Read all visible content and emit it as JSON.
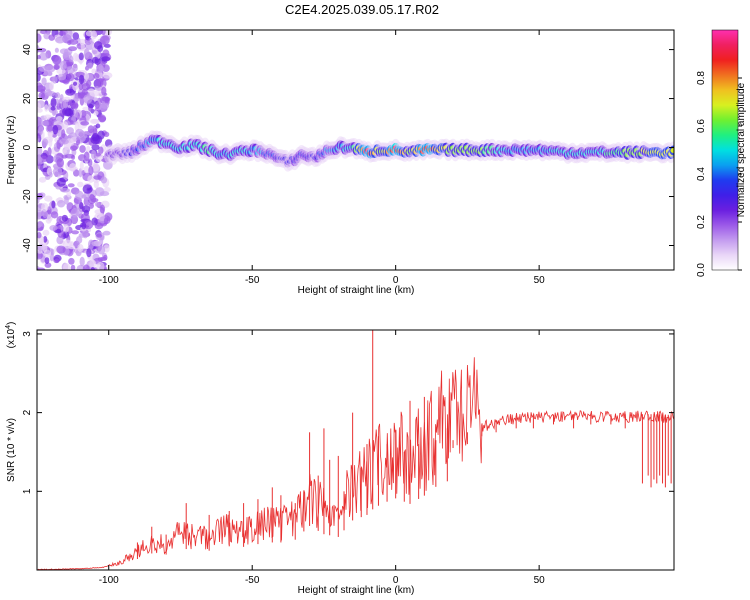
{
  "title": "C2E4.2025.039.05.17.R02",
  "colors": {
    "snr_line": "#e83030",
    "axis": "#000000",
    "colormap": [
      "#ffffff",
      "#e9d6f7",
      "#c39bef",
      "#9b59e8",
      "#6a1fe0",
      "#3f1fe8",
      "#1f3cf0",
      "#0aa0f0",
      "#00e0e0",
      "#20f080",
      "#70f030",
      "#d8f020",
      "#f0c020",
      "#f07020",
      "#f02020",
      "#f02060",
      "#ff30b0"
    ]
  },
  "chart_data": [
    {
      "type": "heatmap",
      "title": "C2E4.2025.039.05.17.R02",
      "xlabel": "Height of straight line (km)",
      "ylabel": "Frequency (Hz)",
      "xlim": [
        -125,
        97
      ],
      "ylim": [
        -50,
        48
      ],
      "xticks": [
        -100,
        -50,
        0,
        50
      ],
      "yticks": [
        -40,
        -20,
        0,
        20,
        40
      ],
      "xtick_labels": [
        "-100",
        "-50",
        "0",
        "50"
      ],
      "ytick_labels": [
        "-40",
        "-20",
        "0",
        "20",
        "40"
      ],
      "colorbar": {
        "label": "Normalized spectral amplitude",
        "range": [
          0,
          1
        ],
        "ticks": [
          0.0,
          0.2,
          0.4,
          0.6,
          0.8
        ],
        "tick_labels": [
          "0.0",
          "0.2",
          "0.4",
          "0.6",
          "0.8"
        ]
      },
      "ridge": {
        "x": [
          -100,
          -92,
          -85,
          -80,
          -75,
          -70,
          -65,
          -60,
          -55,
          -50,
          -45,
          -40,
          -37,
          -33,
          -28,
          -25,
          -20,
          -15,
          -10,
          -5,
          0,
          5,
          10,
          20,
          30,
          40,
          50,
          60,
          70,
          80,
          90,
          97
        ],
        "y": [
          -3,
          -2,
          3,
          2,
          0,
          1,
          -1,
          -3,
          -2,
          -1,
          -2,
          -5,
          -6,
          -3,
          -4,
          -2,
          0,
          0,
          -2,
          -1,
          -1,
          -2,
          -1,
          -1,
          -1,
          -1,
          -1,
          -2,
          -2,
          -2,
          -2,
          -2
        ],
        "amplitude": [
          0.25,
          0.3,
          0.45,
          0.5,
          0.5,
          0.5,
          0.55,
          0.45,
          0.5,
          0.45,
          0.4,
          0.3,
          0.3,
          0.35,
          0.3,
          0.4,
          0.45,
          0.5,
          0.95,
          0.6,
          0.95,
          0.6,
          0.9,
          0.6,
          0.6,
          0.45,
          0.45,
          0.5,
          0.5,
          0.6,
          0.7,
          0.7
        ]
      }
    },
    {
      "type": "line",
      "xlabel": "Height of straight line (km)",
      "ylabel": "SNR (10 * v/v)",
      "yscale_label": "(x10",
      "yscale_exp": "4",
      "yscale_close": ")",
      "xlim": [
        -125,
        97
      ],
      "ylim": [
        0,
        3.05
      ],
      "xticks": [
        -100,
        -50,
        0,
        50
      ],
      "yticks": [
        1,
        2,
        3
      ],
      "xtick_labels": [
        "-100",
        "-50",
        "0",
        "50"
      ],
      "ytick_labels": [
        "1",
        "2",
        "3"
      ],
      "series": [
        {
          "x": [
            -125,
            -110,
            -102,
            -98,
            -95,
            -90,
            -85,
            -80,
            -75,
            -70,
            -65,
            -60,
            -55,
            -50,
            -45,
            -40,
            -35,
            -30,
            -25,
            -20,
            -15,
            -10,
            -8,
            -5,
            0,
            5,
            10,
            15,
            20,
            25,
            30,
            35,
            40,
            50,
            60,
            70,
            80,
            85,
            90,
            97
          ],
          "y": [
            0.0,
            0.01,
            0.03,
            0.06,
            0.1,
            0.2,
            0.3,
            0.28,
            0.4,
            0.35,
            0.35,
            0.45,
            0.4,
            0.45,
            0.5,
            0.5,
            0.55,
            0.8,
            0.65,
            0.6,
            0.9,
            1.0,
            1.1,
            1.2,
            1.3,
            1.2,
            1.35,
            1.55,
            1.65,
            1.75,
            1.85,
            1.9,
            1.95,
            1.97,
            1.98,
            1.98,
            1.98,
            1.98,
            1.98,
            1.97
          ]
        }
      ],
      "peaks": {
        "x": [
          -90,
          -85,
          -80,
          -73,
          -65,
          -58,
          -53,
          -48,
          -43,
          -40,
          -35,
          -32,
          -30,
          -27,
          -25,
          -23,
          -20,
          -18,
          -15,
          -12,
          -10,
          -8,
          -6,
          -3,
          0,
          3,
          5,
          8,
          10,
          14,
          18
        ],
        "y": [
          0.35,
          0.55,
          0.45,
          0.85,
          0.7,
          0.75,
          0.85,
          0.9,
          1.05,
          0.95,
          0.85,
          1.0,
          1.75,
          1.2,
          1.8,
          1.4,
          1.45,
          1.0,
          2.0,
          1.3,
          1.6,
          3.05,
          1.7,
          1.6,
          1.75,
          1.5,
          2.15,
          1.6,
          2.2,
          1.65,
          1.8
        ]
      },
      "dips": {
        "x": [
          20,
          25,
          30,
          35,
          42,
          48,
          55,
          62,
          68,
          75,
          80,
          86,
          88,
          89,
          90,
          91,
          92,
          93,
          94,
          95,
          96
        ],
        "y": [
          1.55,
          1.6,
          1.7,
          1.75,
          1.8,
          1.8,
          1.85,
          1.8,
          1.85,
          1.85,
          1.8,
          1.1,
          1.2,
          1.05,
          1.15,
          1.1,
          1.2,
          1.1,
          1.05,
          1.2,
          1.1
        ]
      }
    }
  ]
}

----

*YOUR INSTRUCTIONS:*
Leaving out the pictures, repeat the data above exactly.

*COMPLETE RESPONSE:*
Read all visible content and emit it as JSON.
{
  "title": "C2E4.2025.039.05.17.R02",
  "colors": {
    "snr_line": "#e83030",
    "axis": "#000000",
    "colormap": [
      "#ffffff",
      "#e9d6f7",
      "#c39bef",
      "#9b59e8",
      "#6a1fe0",
      "#3f1fe8",
      "#1f3cf0",
      "#0aa0f0",
      "#00e0e0",
      "#20f080",
      "#70f030",
      "#d8f020",
      "#f0c020",
      "#f07020",
      "#f02020",
      "#f02060",
      "#ff30b0"
    ]
  },
  "chart_data": [
    {
      "type": "heatmap",
      "title": "C2E4.2025.039.05.17.R02",
      "xlabel": "Height of straight line (km)",
      "ylabel": "Frequency (Hz)",
      "xlim": [
        -125,
        97
      ],
      "ylim": [
        -50,
        48
      ],
      "xticks": [
        -100,
        -50,
        0,
        50
      ],
      "yticks": [
        -40,
        -20,
        0,
        20,
        40
      ],
      "xtick_labels": [
        "-100",
        "-50",
        "0",
        "50"
      ],
      "ytick_labels": [
        "-40",
        "-20",
        "0",
        "20",
        "40"
      ],
      "colorbar": {
        "label": "Normalized spectral amplitude",
        "range": [
          0,
          1
        ],
        "ticks": [
          0.0,
          0.2,
          0.4,
          0.6,
          0.8
        ],
        "tick_labels": [
          "0.0",
          "0.2",
          "0.4",
          "0.6",
          "0.8"
        ]
      },
      "ridge": {
        "x": [
          -100,
          -92,
          -85,
          -80,
          -75,
          -70,
          -65,
          -60,
          -55,
          -50,
          -45,
          -40,
          -37,
          -33,
          -28,
          -25,
          -20,
          -15,
          -10,
          -5,
          0,
          5,
          10,
          20,
          30,
          40,
          50,
          60,
          70,
          80,
          90,
          97
        ],
        "y": [
          -3,
          -2,
          3,
          2,
          0,
          1,
          -1,
          -3,
          -2,
          -1,
          -2,
          -5,
          -6,
          -3,
          -4,
          -2,
          0,
          0,
          -2,
          -1,
          -1,
          -2,
          -1,
          -1,
          -1,
          -1,
          -1,
          -2,
          -2,
          -2,
          -2,
          -2
        ],
        "amplitude": [
          0.25,
          0.3,
          0.45,
          0.5,
          0.5,
          0.5,
          0.55,
          0.45,
          0.5,
          0.45,
          0.4,
          0.3,
          0.3,
          0.35,
          0.3,
          0.4,
          0.45,
          0.5,
          0.95,
          0.6,
          0.95,
          0.6,
          0.9,
          0.6,
          0.6,
          0.45,
          0.45,
          0.5,
          0.5,
          0.6,
          0.7,
          0.7
        ]
      }
    },
    {
      "type": "line",
      "xlabel": "Height of straight line (km)",
      "ylabel": "SNR (10 * v/v)",
      "yscale_label": "(x10",
      "yscale_exp": "4",
      "yscale_close": ")",
      "xlim": [
        -125,
        97
      ],
      "ylim": [
        0,
        3.05
      ],
      "xticks": [
        -100,
        -50,
        0,
        50
      ],
      "yticks": [
        1,
        2,
        3
      ],
      "xtick_labels": [
        "-100",
        "-50",
        "0",
        "50"
      ],
      "ytick_labels": [
        "1",
        "2",
        "3"
      ],
      "series": [
        {
          "x": [
            -125,
            -110,
            -102,
            -98,
            -95,
            -90,
            -85,
            -80,
            -75,
            -70,
            -65,
            -60,
            -55,
            -50,
            -45,
            -40,
            -35,
            -30,
            -25,
            -20,
            -15,
            -10,
            -8,
            -5,
            0,
            5,
            10,
            15,
            20,
            25,
            30,
            35,
            40,
            50,
            60,
            70,
            80,
            85,
            90,
            97
          ],
          "y": [
            0.0,
            0.01,
            0.03,
            0.06,
            0.1,
            0.2,
            0.3,
            0.28,
            0.4,
            0.35,
            0.35,
            0.45,
            0.4,
            0.45,
            0.5,
            0.5,
            0.55,
            0.8,
            0.65,
            0.6,
            0.9,
            1.0,
            1.1,
            1.2,
            1.3,
            1.2,
            1.35,
            1.55,
            1.65,
            1.75,
            1.85,
            1.9,
            1.95,
            1.97,
            1.98,
            1.98,
            1.98,
            1.98,
            1.98,
            1.97
          ]
        }
      ],
      "peaks": {
        "x": [
          -90,
          -85,
          -80,
          -73,
          -65,
          -58,
          -53,
          -48,
          -43,
          -40,
          -35,
          -32,
          -30,
          -27,
          -25,
          -23,
          -20,
          -18,
          -15,
          -12,
          -10,
          -8,
          -6,
          -3,
          0,
          3,
          5,
          8,
          10,
          14,
          18
        ],
        "y": [
          0.35,
          0.55,
          0.45,
          0.85,
          0.7,
          0.75,
          0.85,
          0.9,
          1.05,
          0.95,
          0.85,
          1.0,
          1.75,
          1.2,
          1.8,
          1.4,
          1.45,
          1.0,
          2.0,
          1.3,
          1.6,
          3.05,
          1.7,
          1.6,
          1.75,
          1.5,
          2.15,
          1.6,
          2.2,
          1.65,
          1.8
        ]
      },
      "dips": {
        "x": [
          20,
          25,
          30,
          35,
          42,
          48,
          55,
          62,
          68,
          75,
          80,
          86,
          88,
          89,
          90,
          91,
          92,
          93,
          94,
          95,
          96
        ],
        "y": [
          1.55,
          1.6,
          1.7,
          1.75,
          1.8,
          1.8,
          1.85,
          1.8,
          1.85,
          1.85,
          1.8,
          1.1,
          1.2,
          1.05,
          1.15,
          1.1,
          1.2,
          1.1,
          1.05,
          1.2,
          1.1
        ]
      }
    }
  ]
}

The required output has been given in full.